* Begin Data records *

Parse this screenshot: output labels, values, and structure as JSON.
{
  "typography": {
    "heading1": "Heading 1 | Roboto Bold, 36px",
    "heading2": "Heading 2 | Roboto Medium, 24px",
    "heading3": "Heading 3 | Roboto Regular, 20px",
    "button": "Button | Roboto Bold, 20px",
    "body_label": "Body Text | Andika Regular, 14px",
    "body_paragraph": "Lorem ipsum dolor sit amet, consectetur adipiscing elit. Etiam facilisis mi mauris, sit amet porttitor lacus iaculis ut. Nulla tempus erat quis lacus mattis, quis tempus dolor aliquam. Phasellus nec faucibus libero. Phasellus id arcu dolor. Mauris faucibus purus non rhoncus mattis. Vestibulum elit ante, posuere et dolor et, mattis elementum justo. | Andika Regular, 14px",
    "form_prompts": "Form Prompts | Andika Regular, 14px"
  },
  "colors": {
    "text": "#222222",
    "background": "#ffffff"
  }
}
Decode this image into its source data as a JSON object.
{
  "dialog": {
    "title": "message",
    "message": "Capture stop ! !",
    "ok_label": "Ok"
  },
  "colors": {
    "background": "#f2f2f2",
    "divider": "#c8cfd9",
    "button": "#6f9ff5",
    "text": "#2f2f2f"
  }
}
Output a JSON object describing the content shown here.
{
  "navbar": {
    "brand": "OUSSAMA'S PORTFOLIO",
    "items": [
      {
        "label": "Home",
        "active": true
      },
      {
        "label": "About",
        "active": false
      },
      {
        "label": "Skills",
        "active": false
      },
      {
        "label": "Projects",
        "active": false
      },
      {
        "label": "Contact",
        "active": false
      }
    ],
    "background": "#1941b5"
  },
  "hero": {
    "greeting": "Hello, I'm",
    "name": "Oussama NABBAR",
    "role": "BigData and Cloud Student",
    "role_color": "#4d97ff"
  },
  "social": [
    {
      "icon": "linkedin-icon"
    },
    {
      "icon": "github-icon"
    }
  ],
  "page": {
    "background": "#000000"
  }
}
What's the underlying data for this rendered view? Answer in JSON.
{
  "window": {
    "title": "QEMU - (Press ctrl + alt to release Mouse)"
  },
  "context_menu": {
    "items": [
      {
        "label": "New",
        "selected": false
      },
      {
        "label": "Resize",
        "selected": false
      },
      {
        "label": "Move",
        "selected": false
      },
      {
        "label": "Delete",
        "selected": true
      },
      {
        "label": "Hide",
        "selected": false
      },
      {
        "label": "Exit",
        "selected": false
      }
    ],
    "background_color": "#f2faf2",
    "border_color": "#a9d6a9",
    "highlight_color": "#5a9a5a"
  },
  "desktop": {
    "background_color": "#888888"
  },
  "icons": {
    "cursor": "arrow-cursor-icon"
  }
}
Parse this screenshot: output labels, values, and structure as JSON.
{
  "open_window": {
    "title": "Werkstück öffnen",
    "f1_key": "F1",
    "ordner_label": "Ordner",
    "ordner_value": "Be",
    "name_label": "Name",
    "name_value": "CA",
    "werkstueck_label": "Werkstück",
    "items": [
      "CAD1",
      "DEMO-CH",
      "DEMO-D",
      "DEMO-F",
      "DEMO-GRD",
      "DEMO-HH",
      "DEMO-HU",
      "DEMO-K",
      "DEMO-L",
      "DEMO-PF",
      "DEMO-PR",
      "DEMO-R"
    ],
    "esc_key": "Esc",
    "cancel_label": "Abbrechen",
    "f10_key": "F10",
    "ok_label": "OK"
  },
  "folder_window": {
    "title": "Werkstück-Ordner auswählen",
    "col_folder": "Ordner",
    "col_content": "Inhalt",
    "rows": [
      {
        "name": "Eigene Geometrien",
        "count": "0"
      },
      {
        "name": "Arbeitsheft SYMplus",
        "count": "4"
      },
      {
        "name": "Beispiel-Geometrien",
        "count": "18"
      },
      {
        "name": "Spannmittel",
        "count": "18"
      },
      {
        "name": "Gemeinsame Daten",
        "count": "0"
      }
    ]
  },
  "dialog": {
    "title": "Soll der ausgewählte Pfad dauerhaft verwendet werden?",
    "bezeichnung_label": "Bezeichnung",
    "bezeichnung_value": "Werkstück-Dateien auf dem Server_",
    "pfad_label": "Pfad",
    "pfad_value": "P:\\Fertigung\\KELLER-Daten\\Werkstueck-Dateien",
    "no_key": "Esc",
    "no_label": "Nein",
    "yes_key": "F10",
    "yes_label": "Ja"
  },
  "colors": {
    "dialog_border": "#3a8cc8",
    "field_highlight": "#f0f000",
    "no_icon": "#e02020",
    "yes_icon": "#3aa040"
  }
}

* End Data records *

Each line in the listing above that contains "this" should be copied.

Parse this screenshot: output labels, values, and structure as JSON.
Decode this image into its source data as a JSON object.
What's the underlying data for this rendered view? Answer in JSON.
Parse this screenshot: output labels, values, and structure as JSON.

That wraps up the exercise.